— Begin —

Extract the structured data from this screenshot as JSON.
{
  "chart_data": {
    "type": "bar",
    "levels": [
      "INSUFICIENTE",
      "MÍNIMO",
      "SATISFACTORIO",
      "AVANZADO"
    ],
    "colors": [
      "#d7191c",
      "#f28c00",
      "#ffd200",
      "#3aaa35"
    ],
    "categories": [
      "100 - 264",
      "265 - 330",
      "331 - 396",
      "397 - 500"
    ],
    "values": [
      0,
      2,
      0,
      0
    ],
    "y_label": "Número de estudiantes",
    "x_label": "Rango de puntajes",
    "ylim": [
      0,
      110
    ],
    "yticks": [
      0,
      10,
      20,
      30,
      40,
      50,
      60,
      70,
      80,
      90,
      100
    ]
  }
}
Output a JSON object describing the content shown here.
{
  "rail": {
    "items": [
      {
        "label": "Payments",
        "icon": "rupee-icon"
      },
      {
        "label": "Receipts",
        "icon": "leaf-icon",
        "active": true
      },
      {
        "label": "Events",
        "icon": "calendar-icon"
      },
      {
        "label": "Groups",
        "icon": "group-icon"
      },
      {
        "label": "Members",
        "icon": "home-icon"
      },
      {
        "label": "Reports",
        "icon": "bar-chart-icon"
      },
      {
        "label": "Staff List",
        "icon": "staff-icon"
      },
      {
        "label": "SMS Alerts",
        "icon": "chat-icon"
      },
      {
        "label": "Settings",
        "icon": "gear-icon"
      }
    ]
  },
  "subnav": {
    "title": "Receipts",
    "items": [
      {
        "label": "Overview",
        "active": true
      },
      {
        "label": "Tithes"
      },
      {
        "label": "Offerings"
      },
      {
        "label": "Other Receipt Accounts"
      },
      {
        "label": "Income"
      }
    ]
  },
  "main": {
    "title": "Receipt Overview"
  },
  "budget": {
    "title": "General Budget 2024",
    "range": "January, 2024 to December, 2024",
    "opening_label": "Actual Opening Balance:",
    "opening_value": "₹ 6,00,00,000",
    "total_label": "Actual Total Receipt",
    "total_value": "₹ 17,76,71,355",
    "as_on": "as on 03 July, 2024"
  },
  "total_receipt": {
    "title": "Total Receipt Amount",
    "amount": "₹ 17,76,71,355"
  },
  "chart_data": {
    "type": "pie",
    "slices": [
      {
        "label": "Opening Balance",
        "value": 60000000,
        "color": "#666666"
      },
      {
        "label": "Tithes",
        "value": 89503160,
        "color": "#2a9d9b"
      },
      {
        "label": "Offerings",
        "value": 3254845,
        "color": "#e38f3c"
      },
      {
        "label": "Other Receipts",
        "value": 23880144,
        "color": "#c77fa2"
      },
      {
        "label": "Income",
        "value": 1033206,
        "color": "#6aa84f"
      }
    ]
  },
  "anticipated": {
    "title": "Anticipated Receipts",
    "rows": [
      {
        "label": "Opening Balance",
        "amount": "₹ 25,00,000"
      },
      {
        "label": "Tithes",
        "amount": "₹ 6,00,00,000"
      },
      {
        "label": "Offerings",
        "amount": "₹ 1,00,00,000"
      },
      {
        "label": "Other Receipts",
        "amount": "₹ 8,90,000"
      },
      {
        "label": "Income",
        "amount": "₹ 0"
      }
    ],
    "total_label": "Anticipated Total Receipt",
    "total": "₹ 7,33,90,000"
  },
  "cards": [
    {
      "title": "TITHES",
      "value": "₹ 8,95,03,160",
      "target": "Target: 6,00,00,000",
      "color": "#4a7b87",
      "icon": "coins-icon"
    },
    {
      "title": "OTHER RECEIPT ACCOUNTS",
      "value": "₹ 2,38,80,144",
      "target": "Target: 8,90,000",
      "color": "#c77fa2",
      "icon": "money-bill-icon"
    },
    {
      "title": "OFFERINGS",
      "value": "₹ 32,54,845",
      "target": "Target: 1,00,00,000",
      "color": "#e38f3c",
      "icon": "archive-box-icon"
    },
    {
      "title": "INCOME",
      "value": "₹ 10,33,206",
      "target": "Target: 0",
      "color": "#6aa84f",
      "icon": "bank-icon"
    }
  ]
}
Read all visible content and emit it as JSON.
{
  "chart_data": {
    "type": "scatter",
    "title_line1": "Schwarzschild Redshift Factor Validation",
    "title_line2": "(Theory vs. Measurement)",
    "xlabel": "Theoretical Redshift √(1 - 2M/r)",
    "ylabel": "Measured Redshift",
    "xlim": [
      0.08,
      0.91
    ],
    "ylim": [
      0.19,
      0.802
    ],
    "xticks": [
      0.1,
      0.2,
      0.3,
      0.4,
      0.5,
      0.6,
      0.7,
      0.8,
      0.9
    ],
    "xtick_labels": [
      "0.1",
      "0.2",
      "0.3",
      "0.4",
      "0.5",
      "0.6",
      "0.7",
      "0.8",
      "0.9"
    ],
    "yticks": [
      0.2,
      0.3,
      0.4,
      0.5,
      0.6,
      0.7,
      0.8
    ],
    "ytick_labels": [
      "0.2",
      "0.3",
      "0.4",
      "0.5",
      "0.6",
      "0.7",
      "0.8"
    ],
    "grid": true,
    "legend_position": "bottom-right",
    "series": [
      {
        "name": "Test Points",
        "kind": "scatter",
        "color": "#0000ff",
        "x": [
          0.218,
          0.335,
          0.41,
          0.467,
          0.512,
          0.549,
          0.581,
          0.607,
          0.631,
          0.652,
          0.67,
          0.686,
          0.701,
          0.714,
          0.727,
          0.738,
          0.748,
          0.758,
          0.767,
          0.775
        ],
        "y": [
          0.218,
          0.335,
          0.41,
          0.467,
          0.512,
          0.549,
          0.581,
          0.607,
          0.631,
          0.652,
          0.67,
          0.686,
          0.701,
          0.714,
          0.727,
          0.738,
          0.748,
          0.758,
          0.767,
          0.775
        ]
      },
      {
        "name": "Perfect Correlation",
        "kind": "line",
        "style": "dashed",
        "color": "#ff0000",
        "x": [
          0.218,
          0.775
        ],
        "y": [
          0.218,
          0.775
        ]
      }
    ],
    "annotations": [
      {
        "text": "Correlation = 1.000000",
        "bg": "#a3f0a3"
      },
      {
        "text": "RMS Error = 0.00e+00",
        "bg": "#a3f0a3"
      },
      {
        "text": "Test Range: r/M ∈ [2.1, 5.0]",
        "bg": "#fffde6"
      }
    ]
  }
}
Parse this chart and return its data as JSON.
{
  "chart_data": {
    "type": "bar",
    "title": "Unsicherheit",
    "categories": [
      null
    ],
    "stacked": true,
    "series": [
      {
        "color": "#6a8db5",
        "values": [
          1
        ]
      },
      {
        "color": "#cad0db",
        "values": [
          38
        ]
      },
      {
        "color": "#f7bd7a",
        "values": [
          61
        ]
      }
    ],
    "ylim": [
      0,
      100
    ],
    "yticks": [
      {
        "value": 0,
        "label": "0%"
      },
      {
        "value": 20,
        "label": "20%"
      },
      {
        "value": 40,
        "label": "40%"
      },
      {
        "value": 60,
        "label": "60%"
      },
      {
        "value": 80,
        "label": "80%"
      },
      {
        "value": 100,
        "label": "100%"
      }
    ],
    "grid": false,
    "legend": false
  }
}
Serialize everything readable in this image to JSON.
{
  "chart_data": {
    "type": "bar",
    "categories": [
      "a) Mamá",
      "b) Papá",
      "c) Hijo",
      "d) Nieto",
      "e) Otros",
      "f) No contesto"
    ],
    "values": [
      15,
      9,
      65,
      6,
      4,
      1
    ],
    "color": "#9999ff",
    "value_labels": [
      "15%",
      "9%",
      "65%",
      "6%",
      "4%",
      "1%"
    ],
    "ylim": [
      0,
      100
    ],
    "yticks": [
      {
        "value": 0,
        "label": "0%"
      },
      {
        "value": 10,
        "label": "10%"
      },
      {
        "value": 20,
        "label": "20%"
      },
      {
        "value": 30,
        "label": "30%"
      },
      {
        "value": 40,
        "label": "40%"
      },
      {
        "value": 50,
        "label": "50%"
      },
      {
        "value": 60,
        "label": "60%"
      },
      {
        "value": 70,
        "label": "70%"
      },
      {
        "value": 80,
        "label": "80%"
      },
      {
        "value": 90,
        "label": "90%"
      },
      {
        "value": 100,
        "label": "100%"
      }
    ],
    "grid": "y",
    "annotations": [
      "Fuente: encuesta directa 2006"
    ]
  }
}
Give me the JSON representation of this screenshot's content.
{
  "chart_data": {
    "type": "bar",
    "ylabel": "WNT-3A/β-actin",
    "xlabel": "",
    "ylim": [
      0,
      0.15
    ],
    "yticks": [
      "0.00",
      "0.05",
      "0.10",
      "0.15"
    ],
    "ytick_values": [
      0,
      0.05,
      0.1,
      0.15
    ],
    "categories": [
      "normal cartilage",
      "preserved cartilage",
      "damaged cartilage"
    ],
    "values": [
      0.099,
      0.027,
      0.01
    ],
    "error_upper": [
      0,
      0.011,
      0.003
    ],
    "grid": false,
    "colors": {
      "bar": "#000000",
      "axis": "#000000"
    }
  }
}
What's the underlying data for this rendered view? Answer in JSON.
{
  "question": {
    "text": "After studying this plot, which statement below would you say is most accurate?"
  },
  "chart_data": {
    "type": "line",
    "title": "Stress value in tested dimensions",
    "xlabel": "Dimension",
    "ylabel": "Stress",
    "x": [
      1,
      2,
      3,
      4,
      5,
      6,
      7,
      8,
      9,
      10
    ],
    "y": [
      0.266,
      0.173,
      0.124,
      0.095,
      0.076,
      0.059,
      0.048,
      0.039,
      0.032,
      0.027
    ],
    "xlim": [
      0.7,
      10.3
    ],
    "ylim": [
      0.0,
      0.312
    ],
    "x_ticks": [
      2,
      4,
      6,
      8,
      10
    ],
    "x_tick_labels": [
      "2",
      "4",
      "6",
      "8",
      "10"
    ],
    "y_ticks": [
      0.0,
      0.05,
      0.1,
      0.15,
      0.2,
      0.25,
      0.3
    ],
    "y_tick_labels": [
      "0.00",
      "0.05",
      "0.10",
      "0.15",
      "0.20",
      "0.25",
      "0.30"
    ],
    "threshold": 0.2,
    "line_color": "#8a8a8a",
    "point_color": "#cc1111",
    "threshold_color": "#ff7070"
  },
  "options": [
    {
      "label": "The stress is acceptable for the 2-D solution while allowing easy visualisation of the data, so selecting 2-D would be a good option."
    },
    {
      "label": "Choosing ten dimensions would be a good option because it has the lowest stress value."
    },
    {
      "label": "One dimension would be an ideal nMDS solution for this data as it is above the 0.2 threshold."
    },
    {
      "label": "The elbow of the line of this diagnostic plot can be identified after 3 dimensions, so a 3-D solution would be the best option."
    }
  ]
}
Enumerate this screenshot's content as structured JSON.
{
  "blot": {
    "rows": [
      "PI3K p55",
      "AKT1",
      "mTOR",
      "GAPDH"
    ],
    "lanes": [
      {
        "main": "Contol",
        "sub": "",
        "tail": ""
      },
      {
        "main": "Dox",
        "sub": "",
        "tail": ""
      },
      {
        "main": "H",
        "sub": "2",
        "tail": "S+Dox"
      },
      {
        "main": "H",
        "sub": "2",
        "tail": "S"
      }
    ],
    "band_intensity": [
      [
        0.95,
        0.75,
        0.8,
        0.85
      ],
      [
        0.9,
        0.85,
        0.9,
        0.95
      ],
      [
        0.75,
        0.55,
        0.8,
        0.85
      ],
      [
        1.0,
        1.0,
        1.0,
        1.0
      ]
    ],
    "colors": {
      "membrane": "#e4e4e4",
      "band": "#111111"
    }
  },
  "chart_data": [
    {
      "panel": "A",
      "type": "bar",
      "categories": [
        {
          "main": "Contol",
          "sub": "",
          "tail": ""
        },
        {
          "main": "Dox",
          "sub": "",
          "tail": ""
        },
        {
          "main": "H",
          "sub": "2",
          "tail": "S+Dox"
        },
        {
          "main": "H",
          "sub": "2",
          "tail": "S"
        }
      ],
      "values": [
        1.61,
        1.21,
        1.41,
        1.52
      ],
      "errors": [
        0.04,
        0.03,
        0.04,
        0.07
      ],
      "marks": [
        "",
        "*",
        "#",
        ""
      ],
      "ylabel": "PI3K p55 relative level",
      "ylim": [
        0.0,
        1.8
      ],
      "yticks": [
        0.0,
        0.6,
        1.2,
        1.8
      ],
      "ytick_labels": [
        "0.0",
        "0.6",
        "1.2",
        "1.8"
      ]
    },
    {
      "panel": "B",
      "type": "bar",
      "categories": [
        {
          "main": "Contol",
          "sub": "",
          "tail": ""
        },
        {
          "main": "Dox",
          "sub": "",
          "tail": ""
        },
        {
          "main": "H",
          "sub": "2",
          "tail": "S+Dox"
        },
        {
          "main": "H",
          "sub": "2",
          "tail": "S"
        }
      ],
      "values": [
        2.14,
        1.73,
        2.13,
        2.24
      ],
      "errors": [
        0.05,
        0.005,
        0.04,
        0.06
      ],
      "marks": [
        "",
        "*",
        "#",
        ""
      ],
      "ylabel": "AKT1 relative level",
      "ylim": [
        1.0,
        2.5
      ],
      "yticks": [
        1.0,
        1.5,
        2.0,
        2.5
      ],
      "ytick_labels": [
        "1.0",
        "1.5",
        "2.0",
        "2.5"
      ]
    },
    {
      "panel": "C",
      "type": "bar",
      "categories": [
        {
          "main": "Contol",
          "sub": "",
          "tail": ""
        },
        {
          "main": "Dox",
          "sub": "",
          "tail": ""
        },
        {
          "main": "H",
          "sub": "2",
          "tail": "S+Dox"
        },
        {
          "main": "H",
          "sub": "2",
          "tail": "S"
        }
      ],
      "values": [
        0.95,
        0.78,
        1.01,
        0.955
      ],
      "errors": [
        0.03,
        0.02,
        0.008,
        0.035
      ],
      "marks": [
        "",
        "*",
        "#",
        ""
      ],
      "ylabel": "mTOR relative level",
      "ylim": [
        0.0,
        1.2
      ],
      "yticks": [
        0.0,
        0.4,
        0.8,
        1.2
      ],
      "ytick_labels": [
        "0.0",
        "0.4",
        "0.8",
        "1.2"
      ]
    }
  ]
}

— End —

| Exercise requirements |
Pull out each line holding the string "Overview".

| Problem solution |
        "label": "Overview",
    "title": "Receipt Overview"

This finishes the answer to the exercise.